- What you will do
Transcribe the material in full, exactly as written.

'''

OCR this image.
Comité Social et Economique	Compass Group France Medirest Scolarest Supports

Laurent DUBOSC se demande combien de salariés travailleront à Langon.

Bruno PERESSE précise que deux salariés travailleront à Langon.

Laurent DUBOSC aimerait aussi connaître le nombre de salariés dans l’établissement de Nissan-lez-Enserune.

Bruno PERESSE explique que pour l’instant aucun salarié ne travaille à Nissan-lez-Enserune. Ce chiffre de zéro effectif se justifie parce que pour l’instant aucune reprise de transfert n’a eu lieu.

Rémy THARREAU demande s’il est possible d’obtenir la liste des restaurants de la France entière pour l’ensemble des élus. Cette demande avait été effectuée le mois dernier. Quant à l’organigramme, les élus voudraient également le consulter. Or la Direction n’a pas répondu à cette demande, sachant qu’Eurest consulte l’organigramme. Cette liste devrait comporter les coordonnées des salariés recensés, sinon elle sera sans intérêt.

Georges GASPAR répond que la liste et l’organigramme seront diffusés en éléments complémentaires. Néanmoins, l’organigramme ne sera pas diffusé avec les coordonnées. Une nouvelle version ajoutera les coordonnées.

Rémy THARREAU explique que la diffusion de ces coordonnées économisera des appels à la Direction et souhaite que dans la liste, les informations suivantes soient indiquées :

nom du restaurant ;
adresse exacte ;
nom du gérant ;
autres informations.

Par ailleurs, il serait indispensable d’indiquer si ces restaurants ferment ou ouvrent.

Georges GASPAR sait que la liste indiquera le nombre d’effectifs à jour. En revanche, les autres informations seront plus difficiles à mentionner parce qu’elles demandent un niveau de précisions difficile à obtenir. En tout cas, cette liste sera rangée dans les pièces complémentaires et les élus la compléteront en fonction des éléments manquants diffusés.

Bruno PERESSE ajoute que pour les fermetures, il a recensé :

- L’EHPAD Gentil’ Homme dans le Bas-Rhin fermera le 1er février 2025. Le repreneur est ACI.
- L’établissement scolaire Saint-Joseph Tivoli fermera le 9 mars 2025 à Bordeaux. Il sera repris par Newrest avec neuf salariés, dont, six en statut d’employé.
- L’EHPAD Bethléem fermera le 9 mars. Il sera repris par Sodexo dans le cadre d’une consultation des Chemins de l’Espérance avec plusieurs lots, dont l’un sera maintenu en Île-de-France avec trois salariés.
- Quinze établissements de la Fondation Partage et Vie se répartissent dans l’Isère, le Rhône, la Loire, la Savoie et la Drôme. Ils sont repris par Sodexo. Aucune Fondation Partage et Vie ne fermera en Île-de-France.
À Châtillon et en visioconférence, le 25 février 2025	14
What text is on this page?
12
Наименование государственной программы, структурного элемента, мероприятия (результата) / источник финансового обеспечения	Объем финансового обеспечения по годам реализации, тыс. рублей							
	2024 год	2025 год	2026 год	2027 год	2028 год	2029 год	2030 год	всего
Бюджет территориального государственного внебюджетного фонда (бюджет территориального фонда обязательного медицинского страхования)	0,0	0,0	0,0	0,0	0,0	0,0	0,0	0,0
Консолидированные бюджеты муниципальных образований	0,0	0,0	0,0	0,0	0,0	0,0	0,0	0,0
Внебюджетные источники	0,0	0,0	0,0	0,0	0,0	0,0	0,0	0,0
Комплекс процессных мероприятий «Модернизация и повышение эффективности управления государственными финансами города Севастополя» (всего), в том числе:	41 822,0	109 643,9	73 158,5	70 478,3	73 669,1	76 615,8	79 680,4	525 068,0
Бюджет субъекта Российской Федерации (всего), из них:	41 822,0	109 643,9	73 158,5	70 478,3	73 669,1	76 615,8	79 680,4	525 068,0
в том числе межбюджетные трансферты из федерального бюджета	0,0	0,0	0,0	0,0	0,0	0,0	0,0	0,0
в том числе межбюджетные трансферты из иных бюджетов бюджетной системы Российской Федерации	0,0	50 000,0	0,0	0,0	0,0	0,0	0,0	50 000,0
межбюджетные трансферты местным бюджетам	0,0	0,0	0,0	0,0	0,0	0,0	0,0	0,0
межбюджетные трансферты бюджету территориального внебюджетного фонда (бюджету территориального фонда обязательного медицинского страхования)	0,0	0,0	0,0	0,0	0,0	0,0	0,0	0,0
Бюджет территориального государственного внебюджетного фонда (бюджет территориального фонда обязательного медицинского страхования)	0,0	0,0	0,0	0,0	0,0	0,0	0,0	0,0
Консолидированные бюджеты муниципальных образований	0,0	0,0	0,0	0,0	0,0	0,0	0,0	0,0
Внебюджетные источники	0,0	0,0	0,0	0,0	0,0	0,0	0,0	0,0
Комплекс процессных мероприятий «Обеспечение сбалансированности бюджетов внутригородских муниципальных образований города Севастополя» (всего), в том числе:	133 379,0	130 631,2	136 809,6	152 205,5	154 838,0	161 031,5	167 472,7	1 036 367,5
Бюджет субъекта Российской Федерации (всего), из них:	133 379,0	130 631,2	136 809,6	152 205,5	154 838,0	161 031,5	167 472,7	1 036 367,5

'''

- The output
OCR this image.
Comité Social et Economique	Compass Group France Medirest Scolarest Supports

Laurent DUBOSC se demande combien de salariés travailleront à Langon.

Bruno PERESSE précise que deux salariés travailleront à Langon.

Laurent DUBOSC aimerait aussi connaître le nombre de salariés dans l’établissement de Nissan-lez-Enserune.

Bruno PERESSE explique que pour l’instant aucun salarié ne travaille à Nissan-lez-Enserune. Ce chiffre de zéro effectif se justifie parce que pour l’instant aucune reprise de transfert n’a eu lieu.

Rémy THARREAU demande s’il est possible d’obtenir la liste des restaurants de la France entière pour l’ensemble des élus. Cette demande avait été effectuée le mois dernier. Quant à l’organigramme, les élus voudraient également le consulter. Or la Direction n’a pas répondu à cette demande, sachant qu’Eurest consulte l’organigramme. Cette liste devrait comporter les coordonnées des salariés recensés, sinon elle sera sans intérêt.

Georges GASPAR répond que la liste et l’organigramme seront diffusés en éléments complémentaires. Néanmoins, l’organigramme ne sera pas diffusé avec les coordonnées. Une nouvelle version ajoutera les coordonnées.

Rémy THARREAU explique que la diffusion de ces coordonnées économisera des appels à la Direction et souhaite que dans la liste, les informations suivantes soient indiquées :

nom du restaurant ;
adresse exacte ;
nom du gérant ;
autres informations.

Par ailleurs, il serait indispensable d’indiquer si ces restaurants ferment ou ouvrent.

Georges GASPAR sait que la liste indiquera le nombre d’effectifs à jour. En revanche, les autres informations seront plus difficiles à mentionner parce qu’elles demandent un niveau de précisions difficile à obtenir. En tout cas, cette liste sera rangée dans les pièces complémentaires et les élus la compléteront en fonction des éléments manquants diffusés.

Bruno PERESSE ajoute que pour les fermetures, il a recensé :

- L’EHPAD Gentil’ Homme dans le Bas-Rhin fermera le 1er février 2025. Le repreneur est ACI.
- L’établissement scolaire Saint-Joseph Tivoli fermera le 9 mars 2025 à Bordeaux. Il sera repris par Newrest avec neuf salariés, dont, six en statut d’employé.
- L’EHPAD Bethléem fermera le 9 mars. Il sera repris par Sodexo dans le cadre d’une consultation des Chemins de l’Espérance avec plusieurs lots, dont l’un sera maintenu en Île-de-France avec trois salariés.
- Quinze établissements de la Fondation Partage et Vie se répartissent dans l’Isère, le Rhône, la Loire, la Savoie et la Drôme. Ils sont repris par Sodexo. Aucune Fondation Partage et Vie ne fermera en Île-de-France.
À Châtillon et en visioconférence, le 25 février 2025	14
What text is on this page?
12
Наименование государственной программы, структурного элемента, мероприятия (результата) / источник финансового обеспечения	Объем финансового обеспечения по годам реализации, тыс. рублей							
	2024 год	2025 год	2026 год	2027 год	2028 год	2029 год	2030 год	всего
Бюджет территориального государственного внебюджетного фонда (бюджет территориального фонда обязательного медицинского страхования)	0,0	0,0	0,0	0,0	0,0	0,0	0,0	0,0
Консолидированные бюджеты муниципальных образований	0,0	0,0	0,0	0,0	0,0	0,0	0,0	0,0
Внебюджетные источники	0,0	0,0	0,0	0,0	0,0	0,0	0,0	0,0
Комплекс процессных мероприятий «Модернизация и повышение эффективности управления государственными финансами города Севастополя» (всего), в том числе:	41 822,0	109 643,9	73 158,5	70 478,3	73 669,1	76 615,8	79 680,4	525 068,0
Бюджет субъекта Российской Федерации (всего), из них:	41 822,0	109 643,9	73 158,5	70 478,3	73 669,1	76 615,8	79 680,4	525 068,0
в том числе межбюджетные трансферты из федерального бюджета	0,0	0,0	0,0	0,0	0,0	0,0	0,0	0,0
в том числе межбюджетные трансферты из иных бюджетов бюджетной системы Российской Федерации	0,0	50 000,0	0,0	0,0	0,0	0,0	0,0	50 000,0
межбюджетные трансферты местным бюджетам	0,0	0,0	0,0	0,0	0,0	0,0	0,0	0,0
межбюджетные трансферты бюджету территориального внебюджетного фонда (бюджету территориального фонда обязательного медицинского страхования)	0,0	0,0	0,0	0,0	0,0	0,0	0,0	0,0
Бюджет территориального государственного внебюджетного фонда (бюджет территориального фонда обязательного медицинского страхования)	0,0	0,0	0,0	0,0	0,0	0,0	0,0	0,0
Консолидированные бюджеты муниципальных образований	0,0	0,0	0,0	0,0	0,0	0,0	0,0	0,0
Внебюджетные источники	0,0	0,0	0,0	0,0	0,0	0,0	0,0	0,0
Комплекс процессных мероприятий «Обеспечение сбалансированности бюджетов внутригородских муниципальных образований города Севастополя» (всего), в том числе:	133 379,0	130 631,2	136 809,6	152 205,5	154 838,0	161 031,5	167 472,7	1 036 367,5
Бюджет субъекта Российской Федерации (всего), из них:	133 379,0	130 631,2	136 809,6	152 205,5	154 838,0	161 031,5	167 472,7	1 036 367,5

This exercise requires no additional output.